PROBLEM STATEMENT: Copy out each line that includes the word "кодекса".

☆ ☆ ☆ ☆ ☆ ☆ ☆

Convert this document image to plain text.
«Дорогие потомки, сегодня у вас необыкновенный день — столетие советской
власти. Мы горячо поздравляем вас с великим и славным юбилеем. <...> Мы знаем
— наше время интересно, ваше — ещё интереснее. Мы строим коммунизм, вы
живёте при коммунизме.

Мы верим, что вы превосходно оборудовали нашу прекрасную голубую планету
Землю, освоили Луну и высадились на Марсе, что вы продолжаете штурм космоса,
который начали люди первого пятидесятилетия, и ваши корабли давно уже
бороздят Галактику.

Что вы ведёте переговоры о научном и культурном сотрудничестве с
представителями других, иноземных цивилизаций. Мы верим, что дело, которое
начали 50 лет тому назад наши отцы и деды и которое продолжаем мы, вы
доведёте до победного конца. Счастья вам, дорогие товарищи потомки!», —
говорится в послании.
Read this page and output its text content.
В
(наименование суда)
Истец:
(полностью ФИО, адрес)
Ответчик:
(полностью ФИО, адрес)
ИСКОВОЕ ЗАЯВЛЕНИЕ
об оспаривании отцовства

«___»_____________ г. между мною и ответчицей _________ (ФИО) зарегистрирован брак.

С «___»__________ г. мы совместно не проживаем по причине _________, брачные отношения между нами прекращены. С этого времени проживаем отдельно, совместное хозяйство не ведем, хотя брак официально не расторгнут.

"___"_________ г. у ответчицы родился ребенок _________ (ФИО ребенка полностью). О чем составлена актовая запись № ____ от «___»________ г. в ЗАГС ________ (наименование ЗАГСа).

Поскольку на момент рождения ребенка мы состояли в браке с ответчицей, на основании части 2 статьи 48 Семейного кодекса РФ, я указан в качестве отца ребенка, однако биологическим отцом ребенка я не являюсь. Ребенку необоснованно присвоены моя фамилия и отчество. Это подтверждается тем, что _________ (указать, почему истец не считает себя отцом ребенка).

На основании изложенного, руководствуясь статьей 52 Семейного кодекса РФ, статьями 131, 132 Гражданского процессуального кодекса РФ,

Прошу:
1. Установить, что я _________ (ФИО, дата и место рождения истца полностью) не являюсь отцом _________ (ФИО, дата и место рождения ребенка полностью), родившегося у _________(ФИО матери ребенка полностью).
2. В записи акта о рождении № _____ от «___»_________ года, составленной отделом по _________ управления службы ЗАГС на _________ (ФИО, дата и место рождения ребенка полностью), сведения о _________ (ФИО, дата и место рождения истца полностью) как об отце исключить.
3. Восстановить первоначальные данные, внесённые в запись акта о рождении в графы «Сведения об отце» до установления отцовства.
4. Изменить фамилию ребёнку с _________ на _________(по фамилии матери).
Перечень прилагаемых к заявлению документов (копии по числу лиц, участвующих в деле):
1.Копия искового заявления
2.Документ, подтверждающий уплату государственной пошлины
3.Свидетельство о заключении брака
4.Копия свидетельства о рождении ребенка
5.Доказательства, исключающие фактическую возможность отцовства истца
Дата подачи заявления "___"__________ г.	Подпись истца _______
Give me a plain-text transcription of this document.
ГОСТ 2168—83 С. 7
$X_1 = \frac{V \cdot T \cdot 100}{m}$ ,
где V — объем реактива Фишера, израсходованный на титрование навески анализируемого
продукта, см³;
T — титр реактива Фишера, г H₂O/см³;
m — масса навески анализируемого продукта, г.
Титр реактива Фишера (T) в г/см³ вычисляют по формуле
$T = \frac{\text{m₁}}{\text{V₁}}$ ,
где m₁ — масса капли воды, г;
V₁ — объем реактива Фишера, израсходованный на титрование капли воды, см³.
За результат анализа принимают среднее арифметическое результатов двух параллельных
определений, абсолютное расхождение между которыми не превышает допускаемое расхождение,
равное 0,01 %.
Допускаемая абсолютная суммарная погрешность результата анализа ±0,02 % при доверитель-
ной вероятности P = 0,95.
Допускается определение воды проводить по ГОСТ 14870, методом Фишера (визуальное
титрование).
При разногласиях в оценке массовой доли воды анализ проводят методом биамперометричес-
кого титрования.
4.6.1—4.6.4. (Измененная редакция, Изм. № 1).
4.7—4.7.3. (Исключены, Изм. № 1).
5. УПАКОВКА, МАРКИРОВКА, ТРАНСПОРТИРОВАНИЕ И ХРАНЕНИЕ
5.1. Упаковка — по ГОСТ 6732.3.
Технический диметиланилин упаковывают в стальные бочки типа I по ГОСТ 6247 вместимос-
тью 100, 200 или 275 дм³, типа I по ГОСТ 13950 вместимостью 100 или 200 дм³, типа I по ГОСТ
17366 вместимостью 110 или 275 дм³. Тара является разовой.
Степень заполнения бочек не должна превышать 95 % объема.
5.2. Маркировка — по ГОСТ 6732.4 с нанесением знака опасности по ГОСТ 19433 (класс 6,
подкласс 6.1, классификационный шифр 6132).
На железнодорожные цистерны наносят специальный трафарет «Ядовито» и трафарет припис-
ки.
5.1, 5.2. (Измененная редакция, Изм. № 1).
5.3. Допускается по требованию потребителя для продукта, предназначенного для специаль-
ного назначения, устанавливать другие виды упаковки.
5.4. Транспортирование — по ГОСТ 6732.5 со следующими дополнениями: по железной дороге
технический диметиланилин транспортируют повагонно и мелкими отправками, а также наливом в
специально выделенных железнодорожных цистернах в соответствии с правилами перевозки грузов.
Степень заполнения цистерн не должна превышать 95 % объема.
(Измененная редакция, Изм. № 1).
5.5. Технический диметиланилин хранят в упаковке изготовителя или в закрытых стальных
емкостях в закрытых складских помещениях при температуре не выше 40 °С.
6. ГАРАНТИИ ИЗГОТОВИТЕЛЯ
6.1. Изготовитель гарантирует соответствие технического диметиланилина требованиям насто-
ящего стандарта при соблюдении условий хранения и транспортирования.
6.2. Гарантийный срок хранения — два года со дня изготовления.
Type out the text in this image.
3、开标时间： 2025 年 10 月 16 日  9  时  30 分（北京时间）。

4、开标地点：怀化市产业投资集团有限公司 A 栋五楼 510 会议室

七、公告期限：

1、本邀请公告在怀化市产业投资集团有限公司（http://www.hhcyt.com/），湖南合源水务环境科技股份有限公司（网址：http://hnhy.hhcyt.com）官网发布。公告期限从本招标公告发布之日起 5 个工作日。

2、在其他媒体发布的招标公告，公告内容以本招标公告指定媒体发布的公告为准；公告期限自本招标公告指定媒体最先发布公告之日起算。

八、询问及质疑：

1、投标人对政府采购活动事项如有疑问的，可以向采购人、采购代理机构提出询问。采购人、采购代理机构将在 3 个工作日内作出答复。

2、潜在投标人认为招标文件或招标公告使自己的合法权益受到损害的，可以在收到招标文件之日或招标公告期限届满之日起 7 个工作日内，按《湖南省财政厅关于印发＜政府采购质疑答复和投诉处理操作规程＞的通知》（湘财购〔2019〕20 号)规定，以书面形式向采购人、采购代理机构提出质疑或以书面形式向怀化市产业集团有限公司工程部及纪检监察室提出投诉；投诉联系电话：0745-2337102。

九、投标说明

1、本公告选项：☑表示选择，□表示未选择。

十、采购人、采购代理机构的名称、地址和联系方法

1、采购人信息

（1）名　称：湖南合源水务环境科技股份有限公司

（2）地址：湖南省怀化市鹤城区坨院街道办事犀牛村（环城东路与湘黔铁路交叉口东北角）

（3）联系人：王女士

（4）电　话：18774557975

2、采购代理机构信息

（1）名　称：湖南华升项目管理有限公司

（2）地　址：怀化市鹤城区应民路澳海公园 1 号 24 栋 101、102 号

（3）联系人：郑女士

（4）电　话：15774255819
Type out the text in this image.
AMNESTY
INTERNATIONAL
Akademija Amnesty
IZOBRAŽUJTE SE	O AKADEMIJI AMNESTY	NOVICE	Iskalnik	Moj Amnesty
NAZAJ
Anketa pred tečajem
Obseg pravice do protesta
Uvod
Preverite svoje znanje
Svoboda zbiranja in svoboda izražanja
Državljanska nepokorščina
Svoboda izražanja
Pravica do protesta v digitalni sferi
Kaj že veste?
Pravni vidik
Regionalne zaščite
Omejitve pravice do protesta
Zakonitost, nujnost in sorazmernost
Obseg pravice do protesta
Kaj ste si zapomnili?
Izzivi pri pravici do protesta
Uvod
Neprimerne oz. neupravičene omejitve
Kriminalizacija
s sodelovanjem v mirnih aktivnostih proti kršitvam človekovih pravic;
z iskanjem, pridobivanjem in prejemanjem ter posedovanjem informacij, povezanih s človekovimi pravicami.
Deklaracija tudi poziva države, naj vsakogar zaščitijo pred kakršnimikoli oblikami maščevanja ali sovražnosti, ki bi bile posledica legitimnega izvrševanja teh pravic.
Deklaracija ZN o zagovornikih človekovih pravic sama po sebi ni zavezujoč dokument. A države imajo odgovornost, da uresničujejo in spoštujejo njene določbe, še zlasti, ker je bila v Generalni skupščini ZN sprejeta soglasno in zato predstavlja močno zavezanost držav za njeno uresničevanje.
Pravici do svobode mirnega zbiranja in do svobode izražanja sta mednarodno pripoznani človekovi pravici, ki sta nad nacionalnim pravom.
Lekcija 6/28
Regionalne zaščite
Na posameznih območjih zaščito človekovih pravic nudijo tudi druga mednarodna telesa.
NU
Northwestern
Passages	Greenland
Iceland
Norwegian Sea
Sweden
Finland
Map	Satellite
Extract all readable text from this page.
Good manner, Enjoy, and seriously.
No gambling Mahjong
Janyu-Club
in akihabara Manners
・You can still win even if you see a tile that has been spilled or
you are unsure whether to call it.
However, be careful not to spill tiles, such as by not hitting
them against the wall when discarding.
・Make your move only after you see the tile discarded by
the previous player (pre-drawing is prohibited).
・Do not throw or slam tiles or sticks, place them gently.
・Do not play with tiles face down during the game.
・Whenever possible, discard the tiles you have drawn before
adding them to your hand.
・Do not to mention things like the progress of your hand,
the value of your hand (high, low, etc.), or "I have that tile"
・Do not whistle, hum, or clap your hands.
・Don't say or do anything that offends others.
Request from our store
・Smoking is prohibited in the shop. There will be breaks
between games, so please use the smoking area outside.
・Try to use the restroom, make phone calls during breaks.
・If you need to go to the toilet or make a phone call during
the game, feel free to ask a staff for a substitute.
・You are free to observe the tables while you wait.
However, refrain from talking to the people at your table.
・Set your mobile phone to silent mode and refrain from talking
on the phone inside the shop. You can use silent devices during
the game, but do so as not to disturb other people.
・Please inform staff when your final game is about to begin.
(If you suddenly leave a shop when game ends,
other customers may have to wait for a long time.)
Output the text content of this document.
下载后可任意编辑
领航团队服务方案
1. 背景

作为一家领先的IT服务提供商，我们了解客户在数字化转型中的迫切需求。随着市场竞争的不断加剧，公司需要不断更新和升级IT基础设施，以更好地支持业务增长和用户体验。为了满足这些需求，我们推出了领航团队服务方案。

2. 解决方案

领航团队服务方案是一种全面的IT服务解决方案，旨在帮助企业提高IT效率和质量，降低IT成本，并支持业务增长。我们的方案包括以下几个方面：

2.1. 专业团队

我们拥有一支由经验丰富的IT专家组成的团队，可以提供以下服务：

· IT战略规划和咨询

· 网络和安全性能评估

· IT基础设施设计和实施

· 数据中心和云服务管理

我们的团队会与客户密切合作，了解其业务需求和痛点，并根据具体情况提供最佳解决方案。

☆ ☆ ☆ ☆ ☆ ☆ ☆

FINISHED EXERCISE:
Поскольку на момент рождения ребенка мы состояли в браке с ответчицей, на основании части 2 статьи 48 Семейного кодекса РФ, я указан в качестве отца ребенка, однако биологическим отцом ребенка я не являюсь. Ребенку необоснованно присвоены моя фамилия и отчество. Это подтверждается тем, что _________ (указать, почему истец не считает себя отцом ребенка).
На основании изложенного, руководствуясь статьей 52 Семейного кодекса РФ, статьями 131, 132 Гражданского процессуального кодекса РФ,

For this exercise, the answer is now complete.